(Stored records)
---------------

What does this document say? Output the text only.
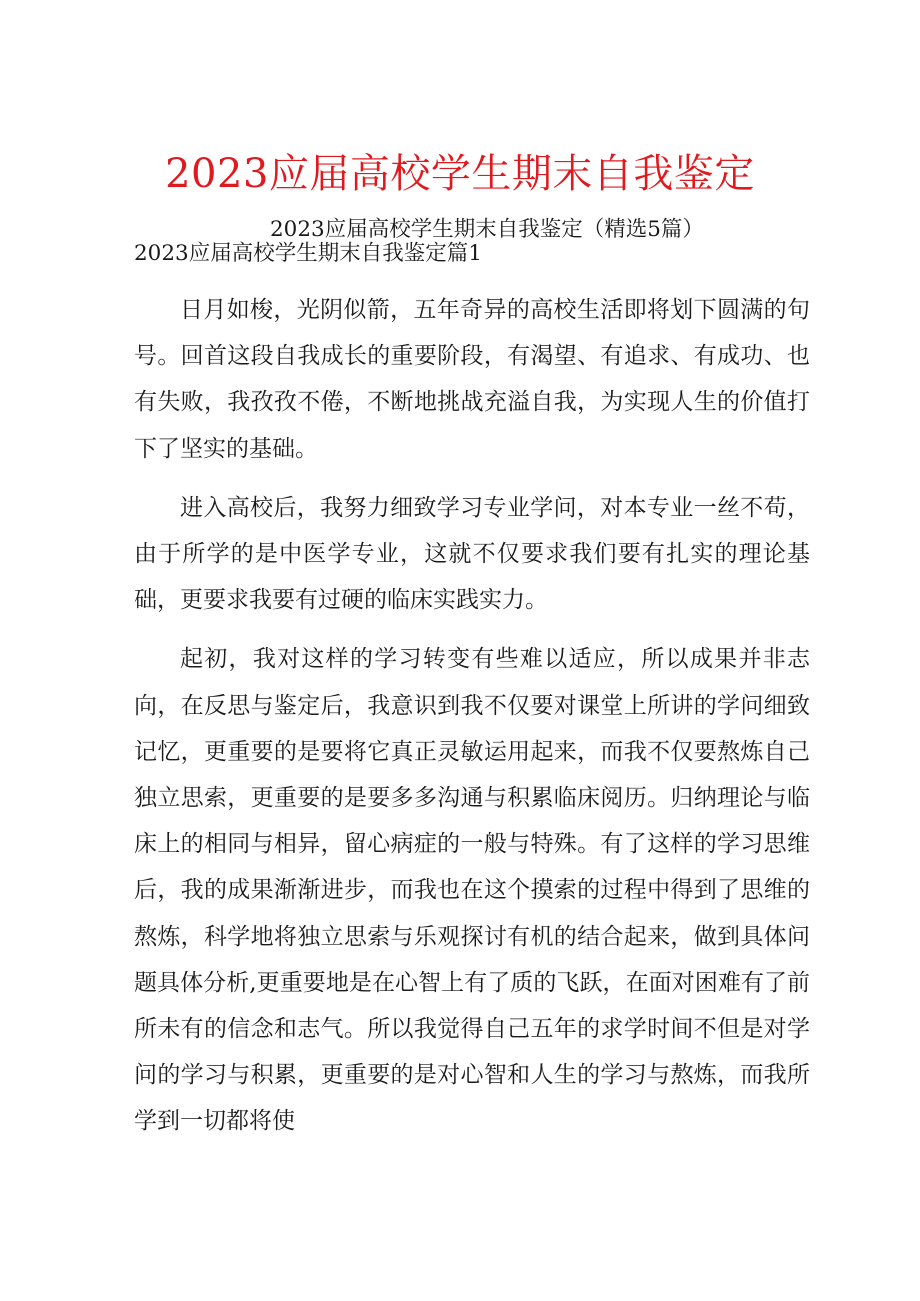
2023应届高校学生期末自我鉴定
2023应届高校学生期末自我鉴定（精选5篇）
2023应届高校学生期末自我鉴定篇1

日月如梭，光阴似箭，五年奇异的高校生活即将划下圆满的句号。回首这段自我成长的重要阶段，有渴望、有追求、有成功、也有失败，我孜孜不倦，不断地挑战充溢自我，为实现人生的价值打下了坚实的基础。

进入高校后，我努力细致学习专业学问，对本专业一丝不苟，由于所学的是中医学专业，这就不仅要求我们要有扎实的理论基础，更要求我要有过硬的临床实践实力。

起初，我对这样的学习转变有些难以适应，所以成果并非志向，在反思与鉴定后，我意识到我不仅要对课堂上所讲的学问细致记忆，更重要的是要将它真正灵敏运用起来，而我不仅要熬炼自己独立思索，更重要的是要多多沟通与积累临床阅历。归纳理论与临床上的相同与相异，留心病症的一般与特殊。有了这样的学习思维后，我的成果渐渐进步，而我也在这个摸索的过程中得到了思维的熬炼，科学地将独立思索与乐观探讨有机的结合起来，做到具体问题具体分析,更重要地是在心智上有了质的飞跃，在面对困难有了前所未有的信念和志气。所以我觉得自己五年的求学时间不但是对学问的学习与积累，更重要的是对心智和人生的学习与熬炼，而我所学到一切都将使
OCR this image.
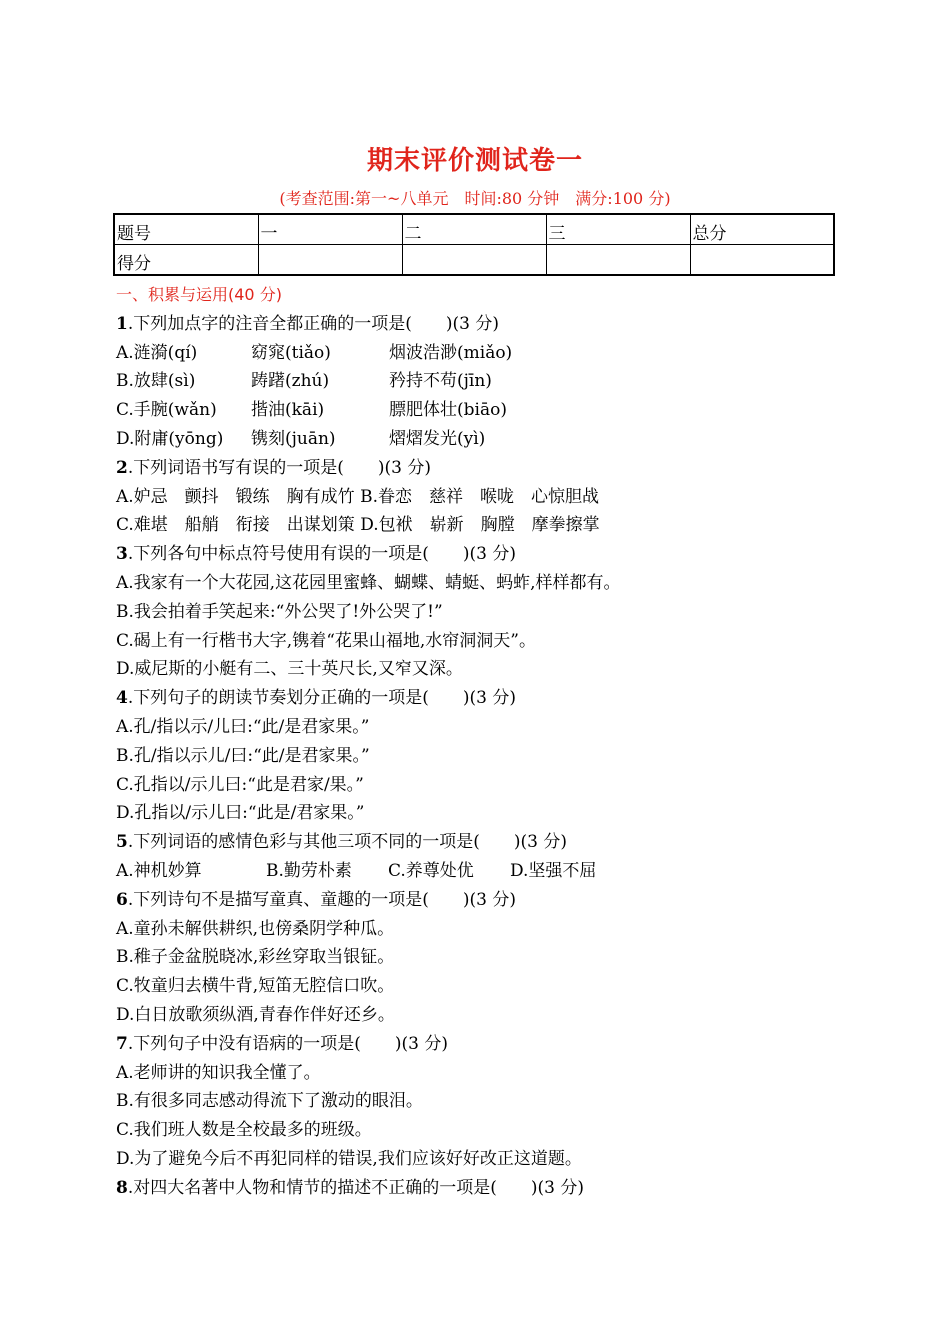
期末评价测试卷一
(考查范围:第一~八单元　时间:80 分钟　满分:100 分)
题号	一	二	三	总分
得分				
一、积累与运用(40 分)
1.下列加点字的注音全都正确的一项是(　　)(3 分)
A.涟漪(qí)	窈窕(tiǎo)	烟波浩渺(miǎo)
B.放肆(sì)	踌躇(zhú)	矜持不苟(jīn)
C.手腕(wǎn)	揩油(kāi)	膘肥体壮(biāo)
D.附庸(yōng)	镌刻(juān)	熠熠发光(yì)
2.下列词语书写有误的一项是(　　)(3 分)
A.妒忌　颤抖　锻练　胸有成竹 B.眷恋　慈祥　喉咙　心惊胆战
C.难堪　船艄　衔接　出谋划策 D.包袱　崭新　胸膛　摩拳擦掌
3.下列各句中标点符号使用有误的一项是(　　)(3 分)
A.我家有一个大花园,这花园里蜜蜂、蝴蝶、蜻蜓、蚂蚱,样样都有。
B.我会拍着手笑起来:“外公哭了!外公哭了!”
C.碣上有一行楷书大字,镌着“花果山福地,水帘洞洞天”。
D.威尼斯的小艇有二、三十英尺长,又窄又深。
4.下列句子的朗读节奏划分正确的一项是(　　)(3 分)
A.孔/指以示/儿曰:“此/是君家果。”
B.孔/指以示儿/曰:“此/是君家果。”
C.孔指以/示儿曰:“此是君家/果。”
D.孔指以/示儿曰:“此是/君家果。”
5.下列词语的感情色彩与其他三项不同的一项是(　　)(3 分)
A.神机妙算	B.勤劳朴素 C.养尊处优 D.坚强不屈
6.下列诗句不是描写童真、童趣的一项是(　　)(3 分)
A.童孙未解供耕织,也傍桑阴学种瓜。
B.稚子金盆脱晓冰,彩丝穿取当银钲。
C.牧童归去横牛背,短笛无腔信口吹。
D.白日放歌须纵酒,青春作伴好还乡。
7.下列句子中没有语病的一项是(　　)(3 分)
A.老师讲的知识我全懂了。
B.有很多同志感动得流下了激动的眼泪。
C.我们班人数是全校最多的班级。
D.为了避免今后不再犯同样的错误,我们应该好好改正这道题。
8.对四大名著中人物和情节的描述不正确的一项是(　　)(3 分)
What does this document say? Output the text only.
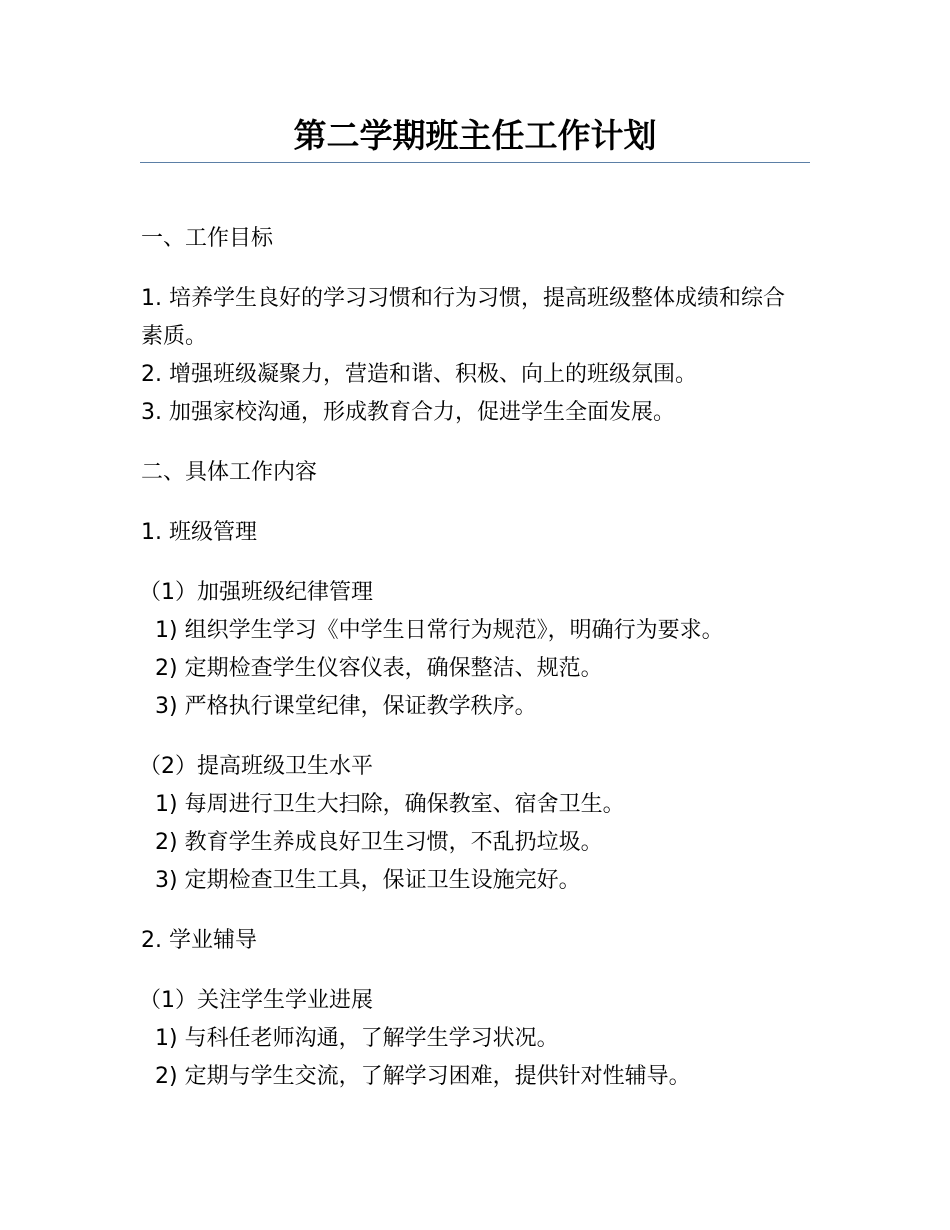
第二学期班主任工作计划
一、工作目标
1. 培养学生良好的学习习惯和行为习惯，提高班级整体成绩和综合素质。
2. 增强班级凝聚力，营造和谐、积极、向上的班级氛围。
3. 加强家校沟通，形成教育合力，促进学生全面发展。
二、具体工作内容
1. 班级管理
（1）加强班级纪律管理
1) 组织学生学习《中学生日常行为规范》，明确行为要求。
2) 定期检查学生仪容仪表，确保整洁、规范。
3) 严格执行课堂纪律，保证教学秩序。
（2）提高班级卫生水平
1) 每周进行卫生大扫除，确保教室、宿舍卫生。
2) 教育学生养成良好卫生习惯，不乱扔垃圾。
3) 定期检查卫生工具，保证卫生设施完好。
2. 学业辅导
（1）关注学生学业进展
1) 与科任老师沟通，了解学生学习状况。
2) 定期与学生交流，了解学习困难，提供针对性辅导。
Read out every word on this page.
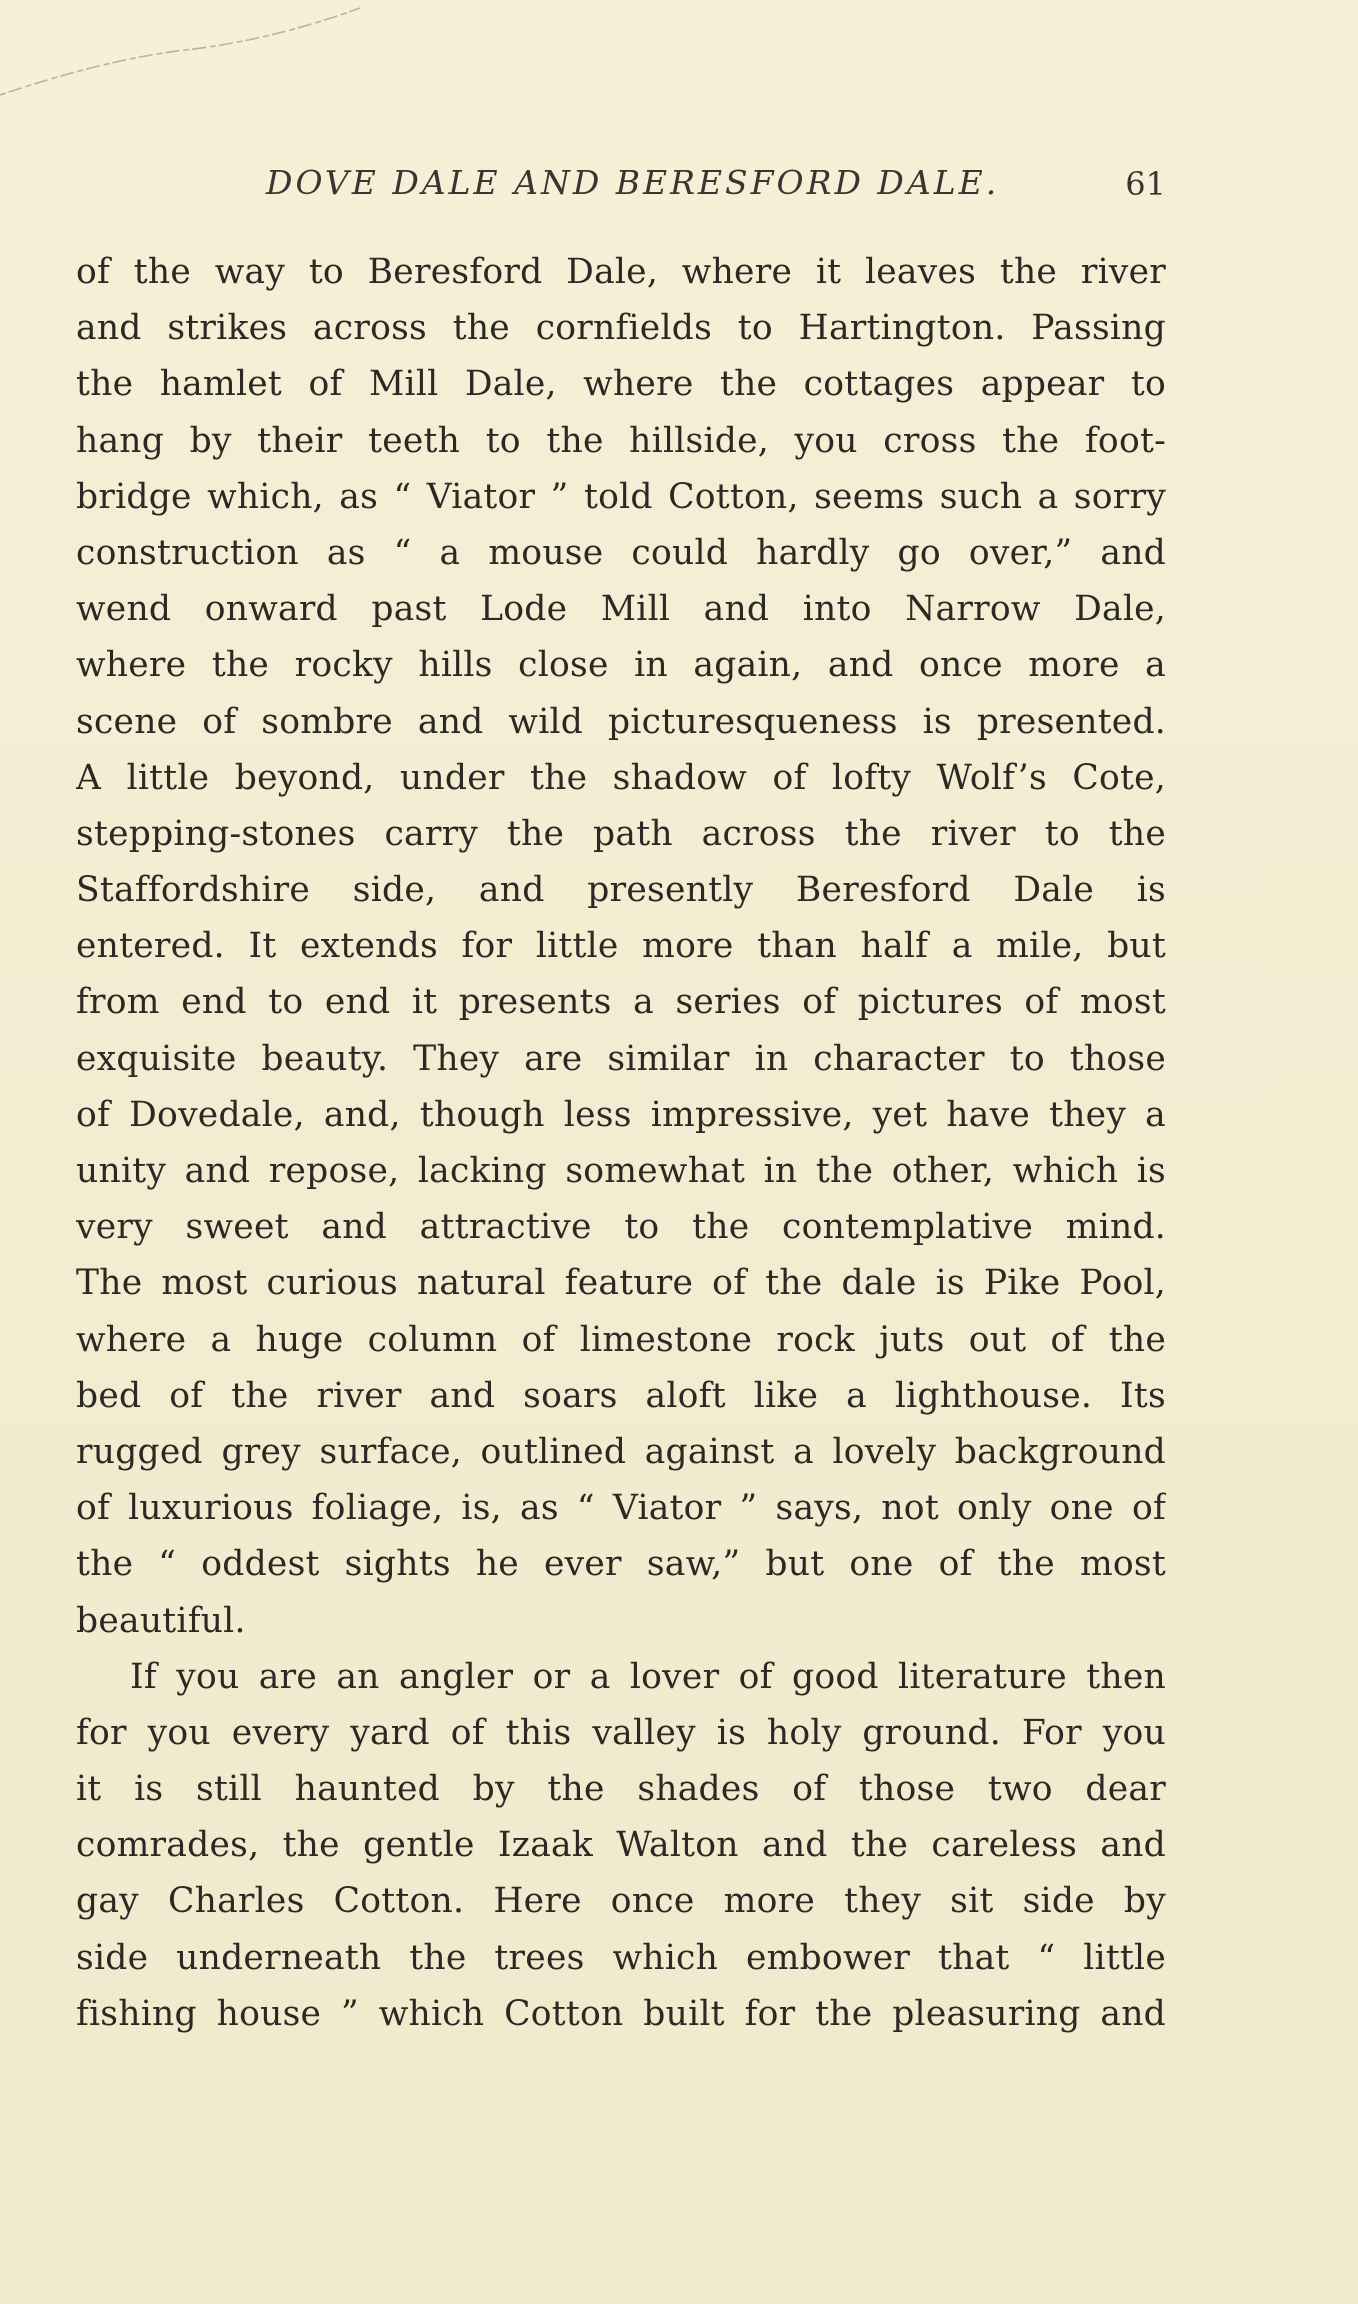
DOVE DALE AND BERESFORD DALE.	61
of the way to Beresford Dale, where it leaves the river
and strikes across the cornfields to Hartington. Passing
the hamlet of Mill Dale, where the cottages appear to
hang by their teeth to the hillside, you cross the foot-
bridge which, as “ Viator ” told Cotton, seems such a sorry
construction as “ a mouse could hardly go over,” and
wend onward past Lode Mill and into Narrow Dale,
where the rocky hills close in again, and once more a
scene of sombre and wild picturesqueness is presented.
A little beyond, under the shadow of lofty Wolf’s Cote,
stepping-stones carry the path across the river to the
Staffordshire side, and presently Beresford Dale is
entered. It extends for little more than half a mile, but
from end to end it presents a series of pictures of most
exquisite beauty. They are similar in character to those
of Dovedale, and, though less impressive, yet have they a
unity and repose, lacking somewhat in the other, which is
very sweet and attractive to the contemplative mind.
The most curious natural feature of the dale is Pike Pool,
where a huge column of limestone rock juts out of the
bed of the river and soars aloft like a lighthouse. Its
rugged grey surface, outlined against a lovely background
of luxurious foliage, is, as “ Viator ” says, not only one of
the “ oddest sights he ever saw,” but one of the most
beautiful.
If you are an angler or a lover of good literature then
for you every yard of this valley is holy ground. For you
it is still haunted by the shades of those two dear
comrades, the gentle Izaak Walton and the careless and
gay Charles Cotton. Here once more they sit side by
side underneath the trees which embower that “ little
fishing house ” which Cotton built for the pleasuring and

---------------

• [WRITTEN INSTRUCTION]: Among the entries above, how many lines include the word "those"? Reply with the number only.

• [THE ANSWER]: 2